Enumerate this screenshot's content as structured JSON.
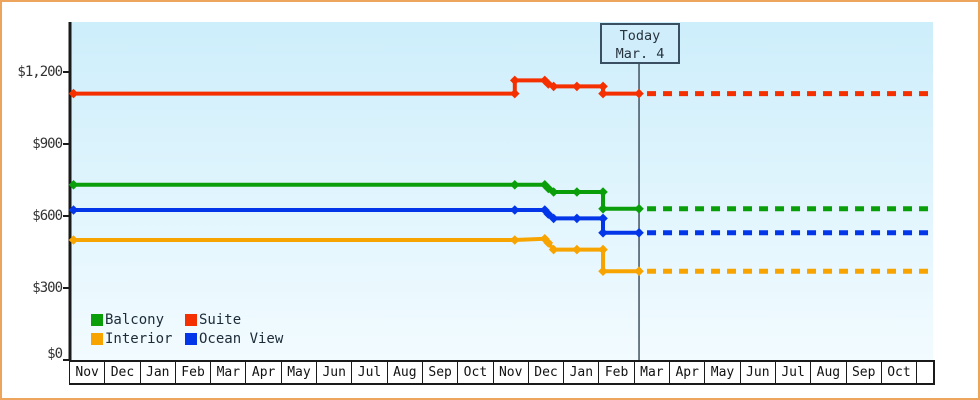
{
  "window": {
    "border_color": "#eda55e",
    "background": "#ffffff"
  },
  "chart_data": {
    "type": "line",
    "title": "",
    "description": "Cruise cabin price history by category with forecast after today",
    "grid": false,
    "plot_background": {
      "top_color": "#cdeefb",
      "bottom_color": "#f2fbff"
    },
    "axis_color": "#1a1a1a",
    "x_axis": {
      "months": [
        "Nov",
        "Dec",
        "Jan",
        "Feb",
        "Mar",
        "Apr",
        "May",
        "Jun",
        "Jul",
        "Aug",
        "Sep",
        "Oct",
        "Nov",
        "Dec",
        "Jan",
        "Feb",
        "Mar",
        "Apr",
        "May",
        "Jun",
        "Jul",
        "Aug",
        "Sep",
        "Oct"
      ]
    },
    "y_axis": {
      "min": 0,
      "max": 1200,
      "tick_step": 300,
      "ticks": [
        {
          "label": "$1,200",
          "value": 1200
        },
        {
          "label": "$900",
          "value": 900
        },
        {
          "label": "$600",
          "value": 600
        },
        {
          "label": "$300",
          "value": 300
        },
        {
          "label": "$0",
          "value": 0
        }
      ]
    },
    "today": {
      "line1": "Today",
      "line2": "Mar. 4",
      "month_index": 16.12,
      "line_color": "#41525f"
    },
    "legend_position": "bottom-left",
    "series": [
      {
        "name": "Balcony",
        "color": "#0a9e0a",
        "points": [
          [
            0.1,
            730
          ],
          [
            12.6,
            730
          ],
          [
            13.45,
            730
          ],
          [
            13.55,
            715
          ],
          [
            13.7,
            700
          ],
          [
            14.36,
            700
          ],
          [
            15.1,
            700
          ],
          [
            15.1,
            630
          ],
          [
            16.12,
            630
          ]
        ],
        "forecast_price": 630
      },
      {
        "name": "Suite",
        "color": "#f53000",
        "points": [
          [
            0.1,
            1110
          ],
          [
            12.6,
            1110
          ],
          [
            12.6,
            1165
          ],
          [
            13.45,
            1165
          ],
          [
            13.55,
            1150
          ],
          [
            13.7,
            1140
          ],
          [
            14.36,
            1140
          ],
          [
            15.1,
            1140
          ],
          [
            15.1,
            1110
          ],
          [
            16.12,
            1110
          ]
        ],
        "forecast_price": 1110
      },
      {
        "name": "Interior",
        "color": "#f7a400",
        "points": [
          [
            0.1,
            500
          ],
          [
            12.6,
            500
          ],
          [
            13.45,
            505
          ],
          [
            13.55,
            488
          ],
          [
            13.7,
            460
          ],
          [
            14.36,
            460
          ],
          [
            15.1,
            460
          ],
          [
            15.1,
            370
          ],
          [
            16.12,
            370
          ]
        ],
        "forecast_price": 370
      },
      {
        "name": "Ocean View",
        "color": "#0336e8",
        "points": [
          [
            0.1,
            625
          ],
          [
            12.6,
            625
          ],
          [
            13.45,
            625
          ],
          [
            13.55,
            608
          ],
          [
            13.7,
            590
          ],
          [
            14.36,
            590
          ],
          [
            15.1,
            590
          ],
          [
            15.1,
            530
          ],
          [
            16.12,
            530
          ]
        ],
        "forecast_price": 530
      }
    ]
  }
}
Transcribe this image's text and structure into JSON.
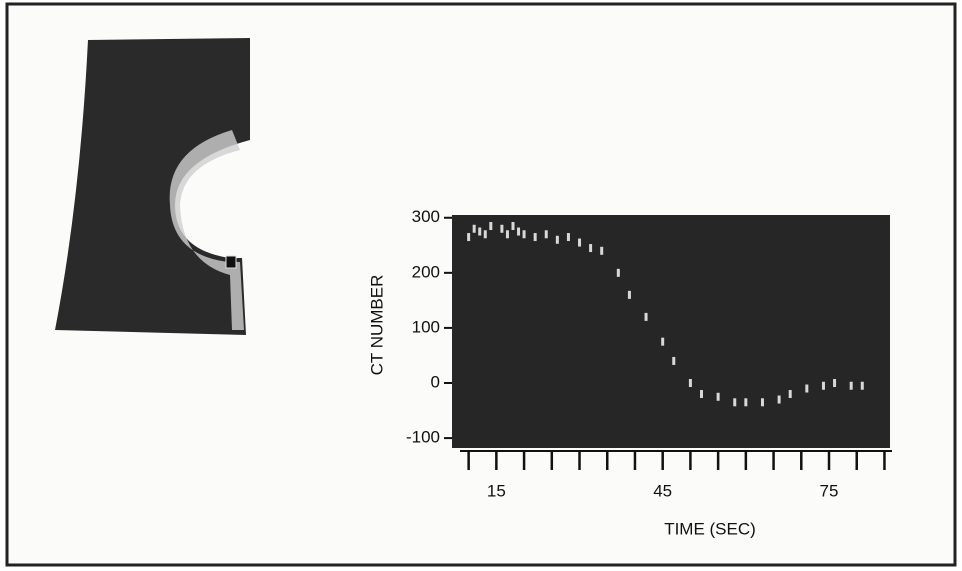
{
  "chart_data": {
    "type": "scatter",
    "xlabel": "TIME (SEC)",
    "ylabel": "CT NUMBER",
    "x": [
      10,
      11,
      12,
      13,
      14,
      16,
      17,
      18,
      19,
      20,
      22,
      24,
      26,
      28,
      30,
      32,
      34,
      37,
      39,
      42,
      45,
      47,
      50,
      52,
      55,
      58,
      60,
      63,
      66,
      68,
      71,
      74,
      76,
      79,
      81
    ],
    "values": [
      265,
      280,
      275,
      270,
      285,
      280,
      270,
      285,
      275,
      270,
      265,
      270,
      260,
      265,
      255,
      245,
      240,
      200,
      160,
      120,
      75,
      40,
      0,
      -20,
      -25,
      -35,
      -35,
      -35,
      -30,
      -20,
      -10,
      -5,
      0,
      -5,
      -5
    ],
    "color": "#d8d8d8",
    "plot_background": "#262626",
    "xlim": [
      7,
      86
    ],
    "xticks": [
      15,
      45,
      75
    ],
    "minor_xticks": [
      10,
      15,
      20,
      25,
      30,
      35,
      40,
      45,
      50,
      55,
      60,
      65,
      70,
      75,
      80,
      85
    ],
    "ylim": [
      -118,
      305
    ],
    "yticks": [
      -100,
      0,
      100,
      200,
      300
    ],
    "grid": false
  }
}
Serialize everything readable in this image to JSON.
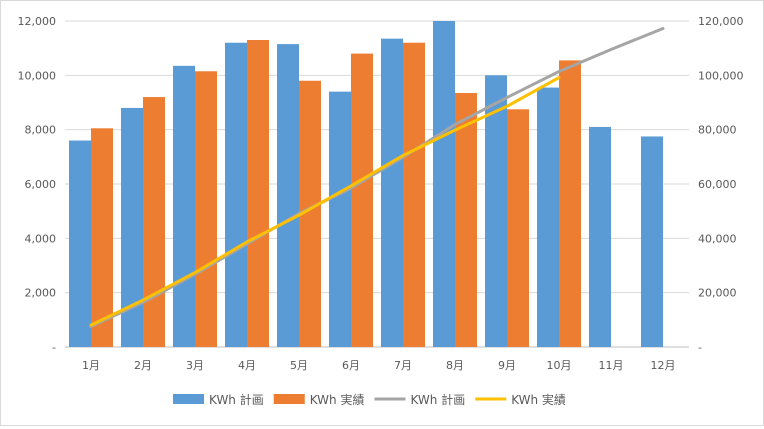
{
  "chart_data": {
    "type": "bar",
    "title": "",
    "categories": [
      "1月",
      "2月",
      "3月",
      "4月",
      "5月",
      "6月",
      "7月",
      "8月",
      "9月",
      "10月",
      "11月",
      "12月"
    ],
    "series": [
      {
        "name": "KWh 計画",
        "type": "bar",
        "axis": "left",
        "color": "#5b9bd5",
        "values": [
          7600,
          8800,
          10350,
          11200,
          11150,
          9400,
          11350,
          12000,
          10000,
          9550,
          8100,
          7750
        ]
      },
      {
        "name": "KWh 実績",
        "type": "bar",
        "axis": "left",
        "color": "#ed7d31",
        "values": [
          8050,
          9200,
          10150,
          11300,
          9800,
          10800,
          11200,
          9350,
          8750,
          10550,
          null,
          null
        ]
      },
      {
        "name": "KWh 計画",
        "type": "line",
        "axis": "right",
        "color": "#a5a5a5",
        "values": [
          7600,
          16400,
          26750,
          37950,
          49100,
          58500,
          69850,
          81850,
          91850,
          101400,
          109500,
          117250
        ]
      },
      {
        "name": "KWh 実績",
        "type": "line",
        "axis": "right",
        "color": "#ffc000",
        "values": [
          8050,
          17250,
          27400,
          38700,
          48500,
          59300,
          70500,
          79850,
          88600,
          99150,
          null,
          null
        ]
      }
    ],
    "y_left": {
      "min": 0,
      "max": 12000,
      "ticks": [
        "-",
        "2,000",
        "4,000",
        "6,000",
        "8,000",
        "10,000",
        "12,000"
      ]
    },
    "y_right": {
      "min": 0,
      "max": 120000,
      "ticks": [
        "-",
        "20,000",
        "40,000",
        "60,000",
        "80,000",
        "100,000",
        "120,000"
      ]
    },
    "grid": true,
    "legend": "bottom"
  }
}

☆ ☆ ☆ ☆

## YOUR GOAL
Print the entries above exactly, taking out only the pictures.

## RESULT OF THE EXERCISE
Enumerate this screenshot's content as structured JSON.
{
  "window": {
    "border_color": "#eda55e",
    "background": "#ffffff"
  },
  "chart_data": {
    "type": "line",
    "title": "",
    "description": "Cruise cabin price history by category with forecast after today",
    "grid": false,
    "plot_background": {
      "top_color": "#cdeefb",
      "bottom_color": "#f2fbff"
    },
    "axis_color": "#1a1a1a",
    "x_axis": {
      "months": [
        "Nov",
        "Dec",
        "Jan",
        "Feb",
        "Mar",
        "Apr",
        "May",
        "Jun",
        "Jul",
        "Aug",
        "Sep",
        "Oct",
        "Nov",
        "Dec",
        "Jan",
        "Feb",
        "Mar",
        "Apr",
        "May",
        "Jun",
        "Jul",
        "Aug",
        "Sep",
        "Oct"
      ]
    },
    "y_axis": {
      "min": 0,
      "max": 1200,
      "tick_step": 300,
      "ticks": [
        {
          "label": "$1,200",
          "value": 1200
        },
        {
          "label": "$900",
          "value": 900
        },
        {
          "label": "$600",
          "value": 600
        },
        {
          "label": "$300",
          "value": 300
        },
        {
          "label": "$0",
          "value": 0
        }
      ]
    },
    "today": {
      "line1": "Today",
      "line2": "Mar. 4",
      "month_index": 16.12,
      "line_color": "#41525f"
    },
    "legend_position": "bottom-left",
    "series": [
      {
        "name": "Balcony",
        "color": "#0a9e0a",
        "points": [
          [
            0.1,
            730
          ],
          [
            12.6,
            730
          ],
          [
            13.45,
            730
          ],
          [
            13.55,
            715
          ],
          [
            13.7,
            700
          ],
          [
            14.36,
            700
          ],
          [
            15.1,
            700
          ],
          [
            15.1,
            630
          ],
          [
            16.12,
            630
          ]
        ],
        "forecast_price": 630
      },
      {
        "name": "Suite",
        "color": "#f53000",
        "points": [
          [
            0.1,
            1110
          ],
          [
            12.6,
            1110
          ],
          [
            12.6,
            1165
          ],
          [
            13.45,
            1165
          ],
          [
            13.55,
            1150
          ],
          [
            13.7,
            1140
          ],
          [
            14.36,
            1140
          ],
          [
            15.1,
            1140
          ],
          [
            15.1,
            1110
          ],
          [
            16.12,
            1110
          ]
        ],
        "forecast_price": 1110
      },
      {
        "name": "Interior",
        "color": "#f7a400",
        "points": [
          [
            0.1,
            500
          ],
          [
            12.6,
            500
          ],
          [
            13.45,
            505
          ],
          [
            13.55,
            488
          ],
          [
            13.7,
            460
          ],
          [
            14.36,
            460
          ],
          [
            15.1,
            460
          ],
          [
            15.1,
            370
          ],
          [
            16.12,
            370
          ]
        ],
        "forecast_price": 370
      },
      {
        "name": "Ocean View",
        "color": "#0336e8",
        "points": [
          [
            0.1,
            625
          ],
          [
            12.6,
            625
          ],
          [
            13.45,
            625
          ],
          [
            13.55,
            608
          ],
          [
            13.7,
            590
          ],
          [
            14.36,
            590
          ],
          [
            15.1,
            590
          ],
          [
            15.1,
            530
          ],
          [
            16.12,
            530
          ]
        ],
        "forecast_price": 530
      }
    ]
  }
}
Transcribe this image's text and structure into JSON.
{
  "chart_data": {
    "type": "scatter",
    "xlabel": "TIME (SEC)",
    "ylabel": "CT NUMBER",
    "x": [
      10,
      11,
      12,
      13,
      14,
      16,
      17,
      18,
      19,
      20,
      22,
      24,
      26,
      28,
      30,
      32,
      34,
      37,
      39,
      42,
      45,
      47,
      50,
      52,
      55,
      58,
      60,
      63,
      66,
      68,
      71,
      74,
      76,
      79,
      81
    ],
    "values": [
      265,
      280,
      275,
      270,
      285,
      280,
      270,
      285,
      275,
      270,
      265,
      270,
      260,
      265,
      255,
      245,
      240,
      200,
      160,
      120,
      75,
      40,
      0,
      -20,
      -25,
      -35,
      -35,
      -35,
      -30,
      -20,
      -10,
      -5,
      0,
      -5,
      -5
    ],
    "color": "#d8d8d8",
    "plot_background": "#262626",
    "xlim": [
      7,
      86
    ],
    "xticks": [
      15,
      45,
      75
    ],
    "minor_xticks": [
      10,
      15,
      20,
      25,
      30,
      35,
      40,
      45,
      50,
      55,
      60,
      65,
      70,
      75,
      80,
      85
    ],
    "ylim": [
      -118,
      305
    ],
    "yticks": [
      -100,
      0,
      100,
      200,
      300
    ],
    "grid": false
  }
}
Serialize everything readable in this image to JSON.
{
  "chart_data": {
    "type": "bar",
    "title": "",
    "categories": [
      "1月",
      "2月",
      "3月",
      "4月",
      "5月",
      "6月",
      "7月",
      "8月",
      "9月",
      "10月",
      "11月",
      "12月"
    ],
    "series": [
      {
        "name": "KWh 計画",
        "type": "bar",
        "axis": "left",
        "color": "#5b9bd5",
        "values": [
          7600,
          8800,
          10350,
          11200,
          11150,
          9400,
          11350,
          12000,
          10000,
          9550,
          8100,
          7750
        ]
      },
      {
        "name": "KWh 実績",
        "type": "bar",
        "axis": "left",
        "color": "#ed7d31",
        "values": [
          8050,
          9200,
          10150,
          11300,
          9800,
          10800,
          11200,
          9350,
          8750,
          10550,
          null,
          null
        ]
      },
      {
        "name": "KWh 計画",
        "type": "line",
        "axis": "right",
        "color": "#a5a5a5",
        "values": [
          7600,
          16400,
          26750,
          37950,
          49100,
          58500,
          69850,
          81850,
          91850,
          101400,
          109500,
          117250
        ]
      },
      {
        "name": "KWh 実績",
        "type": "line",
        "axis": "right",
        "color": "#ffc000",
        "values": [
          8050,
          17250,
          27400,
          38700,
          48500,
          59300,
          70500,
          79850,
          88600,
          99150,
          null,
          null
        ]
      }
    ],
    "y_left": {
      "min": 0,
      "max": 12000,
      "ticks": [
        "-",
        "2,000",
        "4,000",
        "6,000",
        "8,000",
        "10,000",
        "12,000"
      ]
    },
    "y_right": {
      "min": 0,
      "max": 120000,
      "ticks": [
        "-",
        "20,000",
        "40,000",
        "60,000",
        "80,000",
        "100,000",
        "120,000"
      ]
    },
    "grid": true,
    "legend": "bottom"
  }
}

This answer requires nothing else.